**Supplied entries:**
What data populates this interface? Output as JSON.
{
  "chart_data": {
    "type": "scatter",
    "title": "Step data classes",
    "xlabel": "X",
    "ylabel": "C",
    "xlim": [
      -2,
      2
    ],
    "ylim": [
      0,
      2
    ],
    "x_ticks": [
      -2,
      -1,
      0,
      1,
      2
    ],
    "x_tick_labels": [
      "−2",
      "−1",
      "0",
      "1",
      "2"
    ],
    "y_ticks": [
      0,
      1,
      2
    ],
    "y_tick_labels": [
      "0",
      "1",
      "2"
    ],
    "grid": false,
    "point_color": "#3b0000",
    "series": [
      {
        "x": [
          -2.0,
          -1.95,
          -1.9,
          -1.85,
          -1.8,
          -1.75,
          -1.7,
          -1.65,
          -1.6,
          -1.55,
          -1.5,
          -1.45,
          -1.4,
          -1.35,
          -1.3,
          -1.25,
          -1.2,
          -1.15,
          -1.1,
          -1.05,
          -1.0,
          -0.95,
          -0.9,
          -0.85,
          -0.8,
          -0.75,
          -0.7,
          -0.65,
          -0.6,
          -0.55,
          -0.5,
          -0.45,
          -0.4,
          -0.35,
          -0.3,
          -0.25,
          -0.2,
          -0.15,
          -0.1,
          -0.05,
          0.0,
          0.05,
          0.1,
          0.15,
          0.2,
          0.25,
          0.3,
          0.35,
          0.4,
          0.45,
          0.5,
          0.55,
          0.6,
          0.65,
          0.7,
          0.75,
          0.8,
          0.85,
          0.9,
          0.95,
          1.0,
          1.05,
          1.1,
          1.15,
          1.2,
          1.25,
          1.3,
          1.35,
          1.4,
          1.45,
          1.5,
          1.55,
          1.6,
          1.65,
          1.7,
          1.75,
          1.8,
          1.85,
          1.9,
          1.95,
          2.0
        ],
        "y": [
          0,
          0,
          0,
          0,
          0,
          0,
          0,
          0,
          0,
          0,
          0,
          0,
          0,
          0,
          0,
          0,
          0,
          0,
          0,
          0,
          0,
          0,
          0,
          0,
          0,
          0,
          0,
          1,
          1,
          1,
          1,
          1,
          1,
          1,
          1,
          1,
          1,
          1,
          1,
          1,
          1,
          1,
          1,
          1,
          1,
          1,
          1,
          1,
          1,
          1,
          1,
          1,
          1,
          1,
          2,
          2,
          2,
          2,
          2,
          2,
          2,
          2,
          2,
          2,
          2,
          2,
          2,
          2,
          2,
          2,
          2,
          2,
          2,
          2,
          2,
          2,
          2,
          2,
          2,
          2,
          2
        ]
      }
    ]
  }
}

**Task requirements:**
Generate an exact reproduction of all entries.

**Solution:**
What data populates this interface? Output as JSON.
{
  "chart_data": {
    "type": "scatter",
    "title": "Step data classes",
    "xlabel": "X",
    "ylabel": "C",
    "xlim": [
      -2,
      2
    ],
    "ylim": [
      0,
      2
    ],
    "x_ticks": [
      -2,
      -1,
      0,
      1,
      2
    ],
    "x_tick_labels": [
      "−2",
      "−1",
      "0",
      "1",
      "2"
    ],
    "y_ticks": [
      0,
      1,
      2
    ],
    "y_tick_labels": [
      "0",
      "1",
      "2"
    ],
    "grid": false,
    "point_color": "#3b0000",
    "series": [
      {
        "x": [
          -2.0,
          -1.95,
          -1.9,
          -1.85,
          -1.8,
          -1.75,
          -1.7,
          -1.65,
          -1.6,
          -1.55,
          -1.5,
          -1.45,
          -1.4,
          -1.35,
          -1.3,
          -1.25,
          -1.2,
          -1.15,
          -1.1,
          -1.05,
          -1.0,
          -0.95,
          -0.9,
          -0.85,
          -0.8,
          -0.75,
          -0.7,
          -0.65,
          -0.6,
          -0.55,
          -0.5,
          -0.45,
          -0.4,
          -0.35,
          -0.3,
          -0.25,
          -0.2,
          -0.15,
          -0.1,
          -0.05,
          0.0,
          0.05,
          0.1,
          0.15,
          0.2,
          0.25,
          0.3,
          0.35,
          0.4,
          0.45,
          0.5,
          0.55,
          0.6,
          0.65,
          0.7,
          0.75,
          0.8,
          0.85,
          0.9,
          0.95,
          1.0,
          1.05,
          1.1,
          1.15,
          1.2,
          1.25,
          1.3,
          1.35,
          1.4,
          1.45,
          1.5,
          1.55,
          1.6,
          1.65,
          1.7,
          1.75,
          1.8,
          1.85,
          1.9,
          1.95,
          2.0
        ],
        "y": [
          0,
          0,
          0,
          0,
          0,
          0,
          0,
          0,
          0,
          0,
          0,
          0,
          0,
          0,
          0,
          0,
          0,
          0,
          0,
          0,
          0,
          0,
          0,
          0,
          0,
          0,
          0,
          1,
          1,
          1,
          1,
          1,
          1,
          1,
          1,
          1,
          1,
          1,
          1,
          1,
          1,
          1,
          1,
          1,
          1,
          1,
          1,
          1,
          1,
          1,
          1,
          1,
          1,
          1,
          2,
          2,
          2,
          2,
          2,
          2,
          2,
          2,
          2,
          2,
          2,
          2,
          2,
          2,
          2,
          2,
          2,
          2,
          2,
          2,
          2,
          2,
          2,
          2,
          2,
          2,
          2
        ]
      }
    ]
  }
}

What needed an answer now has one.